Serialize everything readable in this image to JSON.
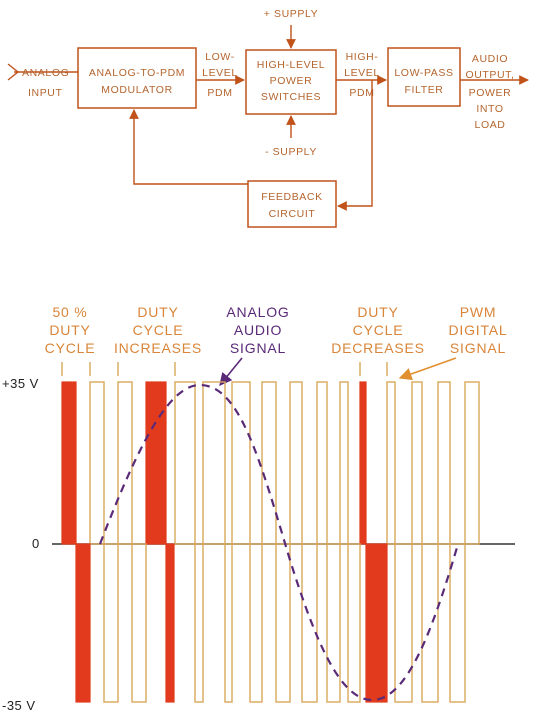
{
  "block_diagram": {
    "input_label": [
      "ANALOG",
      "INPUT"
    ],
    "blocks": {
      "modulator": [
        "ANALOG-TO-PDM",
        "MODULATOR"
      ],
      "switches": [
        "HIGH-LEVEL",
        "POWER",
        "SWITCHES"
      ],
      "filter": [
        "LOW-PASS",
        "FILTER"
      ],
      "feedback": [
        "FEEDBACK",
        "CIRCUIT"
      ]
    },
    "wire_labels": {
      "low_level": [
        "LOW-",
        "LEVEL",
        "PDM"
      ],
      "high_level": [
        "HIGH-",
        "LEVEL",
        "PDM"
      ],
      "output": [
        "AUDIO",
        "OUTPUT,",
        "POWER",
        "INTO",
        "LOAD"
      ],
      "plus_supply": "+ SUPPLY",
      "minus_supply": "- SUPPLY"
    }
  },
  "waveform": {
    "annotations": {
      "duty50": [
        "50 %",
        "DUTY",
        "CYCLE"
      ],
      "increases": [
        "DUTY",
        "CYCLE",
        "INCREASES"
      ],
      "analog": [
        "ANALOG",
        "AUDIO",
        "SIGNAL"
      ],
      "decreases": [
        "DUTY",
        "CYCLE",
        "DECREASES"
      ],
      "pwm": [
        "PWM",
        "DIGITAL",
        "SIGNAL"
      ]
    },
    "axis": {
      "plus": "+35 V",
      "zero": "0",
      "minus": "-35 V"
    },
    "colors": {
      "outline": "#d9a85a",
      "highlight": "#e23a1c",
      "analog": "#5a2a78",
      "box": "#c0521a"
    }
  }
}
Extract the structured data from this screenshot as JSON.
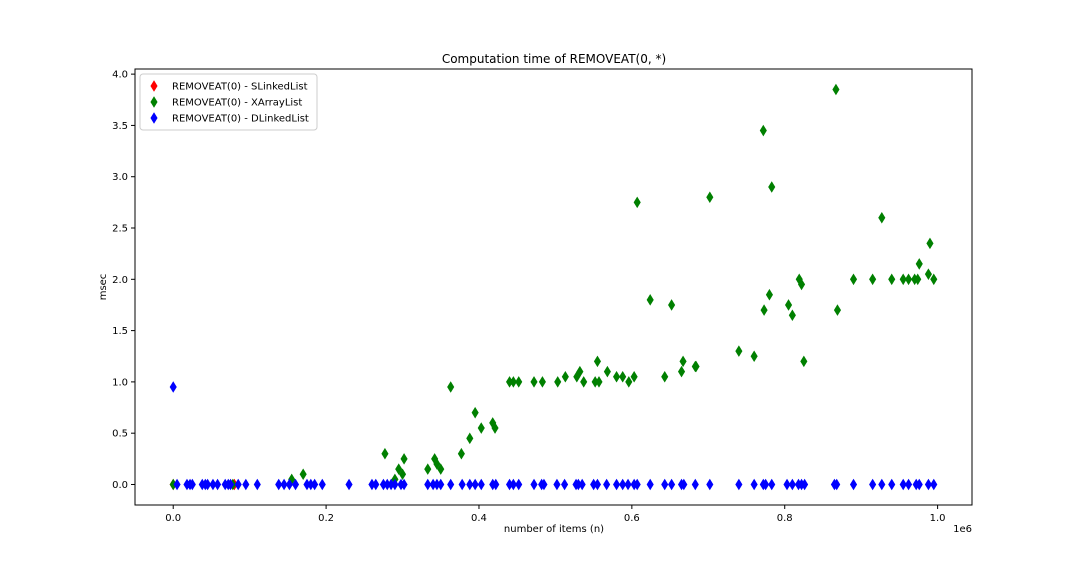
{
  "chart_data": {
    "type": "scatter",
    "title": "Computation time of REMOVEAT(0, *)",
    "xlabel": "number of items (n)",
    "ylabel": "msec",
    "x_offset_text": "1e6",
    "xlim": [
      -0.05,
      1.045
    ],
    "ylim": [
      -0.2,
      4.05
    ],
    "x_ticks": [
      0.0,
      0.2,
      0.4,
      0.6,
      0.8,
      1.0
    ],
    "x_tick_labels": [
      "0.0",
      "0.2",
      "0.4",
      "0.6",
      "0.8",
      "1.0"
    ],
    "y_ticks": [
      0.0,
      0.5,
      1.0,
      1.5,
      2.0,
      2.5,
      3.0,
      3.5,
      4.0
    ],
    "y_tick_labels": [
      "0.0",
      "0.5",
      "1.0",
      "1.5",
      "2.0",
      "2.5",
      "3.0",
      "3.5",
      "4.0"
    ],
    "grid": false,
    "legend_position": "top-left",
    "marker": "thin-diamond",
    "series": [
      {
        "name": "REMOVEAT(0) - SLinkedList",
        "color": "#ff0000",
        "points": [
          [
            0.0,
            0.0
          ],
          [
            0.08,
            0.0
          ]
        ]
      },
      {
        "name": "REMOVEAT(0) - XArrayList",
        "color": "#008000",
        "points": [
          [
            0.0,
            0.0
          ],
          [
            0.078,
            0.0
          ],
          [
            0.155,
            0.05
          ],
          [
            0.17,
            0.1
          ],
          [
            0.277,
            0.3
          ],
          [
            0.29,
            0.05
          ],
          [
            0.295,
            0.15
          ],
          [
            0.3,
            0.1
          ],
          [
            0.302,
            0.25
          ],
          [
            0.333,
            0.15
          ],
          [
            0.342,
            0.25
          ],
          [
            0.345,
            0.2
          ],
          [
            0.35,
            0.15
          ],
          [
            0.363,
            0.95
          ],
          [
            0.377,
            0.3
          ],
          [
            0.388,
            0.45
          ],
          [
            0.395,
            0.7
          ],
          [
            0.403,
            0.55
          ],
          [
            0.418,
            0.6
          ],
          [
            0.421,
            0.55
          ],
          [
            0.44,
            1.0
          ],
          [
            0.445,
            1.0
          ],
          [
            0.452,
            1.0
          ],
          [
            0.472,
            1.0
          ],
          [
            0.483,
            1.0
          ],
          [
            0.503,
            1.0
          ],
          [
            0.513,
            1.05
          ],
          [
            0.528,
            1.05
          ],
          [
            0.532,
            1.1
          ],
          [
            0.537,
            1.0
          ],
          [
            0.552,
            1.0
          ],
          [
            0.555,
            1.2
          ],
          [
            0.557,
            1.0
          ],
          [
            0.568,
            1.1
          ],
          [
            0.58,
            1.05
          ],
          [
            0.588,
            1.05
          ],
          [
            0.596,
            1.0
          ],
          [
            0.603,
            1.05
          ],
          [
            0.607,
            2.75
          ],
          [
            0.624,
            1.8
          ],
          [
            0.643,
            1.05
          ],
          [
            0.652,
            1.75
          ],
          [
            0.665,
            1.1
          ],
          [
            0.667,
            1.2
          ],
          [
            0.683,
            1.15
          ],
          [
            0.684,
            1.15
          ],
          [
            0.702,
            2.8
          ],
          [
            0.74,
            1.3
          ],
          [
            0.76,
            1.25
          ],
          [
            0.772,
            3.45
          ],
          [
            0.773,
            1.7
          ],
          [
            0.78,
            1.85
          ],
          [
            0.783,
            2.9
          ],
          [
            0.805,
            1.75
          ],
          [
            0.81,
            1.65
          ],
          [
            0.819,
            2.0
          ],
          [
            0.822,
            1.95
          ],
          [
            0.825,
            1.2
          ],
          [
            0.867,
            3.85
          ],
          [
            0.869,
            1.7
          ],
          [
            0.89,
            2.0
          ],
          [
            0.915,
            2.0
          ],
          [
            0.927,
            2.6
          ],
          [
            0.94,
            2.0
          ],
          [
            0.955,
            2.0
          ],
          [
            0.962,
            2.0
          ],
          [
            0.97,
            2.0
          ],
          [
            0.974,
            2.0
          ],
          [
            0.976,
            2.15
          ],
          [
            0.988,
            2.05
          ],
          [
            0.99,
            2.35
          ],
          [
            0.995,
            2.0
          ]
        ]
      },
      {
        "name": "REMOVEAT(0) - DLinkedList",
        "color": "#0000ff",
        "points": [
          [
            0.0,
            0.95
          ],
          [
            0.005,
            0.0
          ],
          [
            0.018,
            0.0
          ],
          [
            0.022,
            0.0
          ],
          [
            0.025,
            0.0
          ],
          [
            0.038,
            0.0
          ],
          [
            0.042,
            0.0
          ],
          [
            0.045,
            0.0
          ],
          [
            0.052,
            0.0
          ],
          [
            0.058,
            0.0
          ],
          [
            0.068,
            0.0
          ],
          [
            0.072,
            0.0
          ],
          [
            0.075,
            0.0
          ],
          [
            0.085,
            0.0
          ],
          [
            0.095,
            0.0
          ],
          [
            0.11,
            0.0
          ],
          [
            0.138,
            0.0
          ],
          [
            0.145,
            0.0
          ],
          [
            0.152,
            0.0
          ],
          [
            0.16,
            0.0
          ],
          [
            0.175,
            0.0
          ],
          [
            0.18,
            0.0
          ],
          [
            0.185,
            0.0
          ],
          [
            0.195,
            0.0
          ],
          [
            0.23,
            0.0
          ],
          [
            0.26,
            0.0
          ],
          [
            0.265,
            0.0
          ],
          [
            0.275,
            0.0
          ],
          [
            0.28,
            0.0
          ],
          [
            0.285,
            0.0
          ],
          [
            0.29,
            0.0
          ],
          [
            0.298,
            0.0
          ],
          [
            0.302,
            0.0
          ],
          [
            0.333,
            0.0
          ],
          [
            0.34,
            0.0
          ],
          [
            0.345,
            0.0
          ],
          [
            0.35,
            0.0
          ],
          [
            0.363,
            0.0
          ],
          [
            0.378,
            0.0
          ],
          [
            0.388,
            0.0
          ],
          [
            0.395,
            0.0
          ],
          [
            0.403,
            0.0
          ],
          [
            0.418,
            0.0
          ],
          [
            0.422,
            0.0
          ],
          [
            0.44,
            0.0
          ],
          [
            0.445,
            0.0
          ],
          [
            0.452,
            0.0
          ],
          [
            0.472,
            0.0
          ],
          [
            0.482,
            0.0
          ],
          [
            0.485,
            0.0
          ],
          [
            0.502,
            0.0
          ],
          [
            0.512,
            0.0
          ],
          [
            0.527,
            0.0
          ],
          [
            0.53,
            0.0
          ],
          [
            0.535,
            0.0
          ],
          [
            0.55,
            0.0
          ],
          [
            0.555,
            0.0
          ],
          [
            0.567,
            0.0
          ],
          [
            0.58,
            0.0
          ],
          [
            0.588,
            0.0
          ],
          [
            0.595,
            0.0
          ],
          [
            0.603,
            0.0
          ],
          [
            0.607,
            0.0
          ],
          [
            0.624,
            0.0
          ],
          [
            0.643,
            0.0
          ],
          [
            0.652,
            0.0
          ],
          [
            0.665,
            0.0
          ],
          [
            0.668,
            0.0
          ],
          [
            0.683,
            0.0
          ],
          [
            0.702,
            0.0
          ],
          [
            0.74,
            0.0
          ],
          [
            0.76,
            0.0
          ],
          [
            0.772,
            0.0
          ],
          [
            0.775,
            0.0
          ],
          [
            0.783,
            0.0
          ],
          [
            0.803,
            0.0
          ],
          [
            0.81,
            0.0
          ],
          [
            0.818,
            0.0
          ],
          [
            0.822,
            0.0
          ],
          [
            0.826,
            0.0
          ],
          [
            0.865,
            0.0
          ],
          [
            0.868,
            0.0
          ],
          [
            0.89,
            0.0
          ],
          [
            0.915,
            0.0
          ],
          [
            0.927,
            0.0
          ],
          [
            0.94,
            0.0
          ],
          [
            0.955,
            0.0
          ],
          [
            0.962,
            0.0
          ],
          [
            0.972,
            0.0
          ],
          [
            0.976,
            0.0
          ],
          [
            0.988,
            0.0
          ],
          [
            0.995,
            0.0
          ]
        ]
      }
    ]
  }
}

***

### Short problem
Show each line holding the word "REMOVEAT".

### Problem solution
    "title": "Computation time of REMOVEAT(0, *)",
        "name": "REMOVEAT(0) - SLinkedList",
        "name": "REMOVEAT(0) - XArrayList",
        "name": "REMOVEAT(0) - DLinkedList",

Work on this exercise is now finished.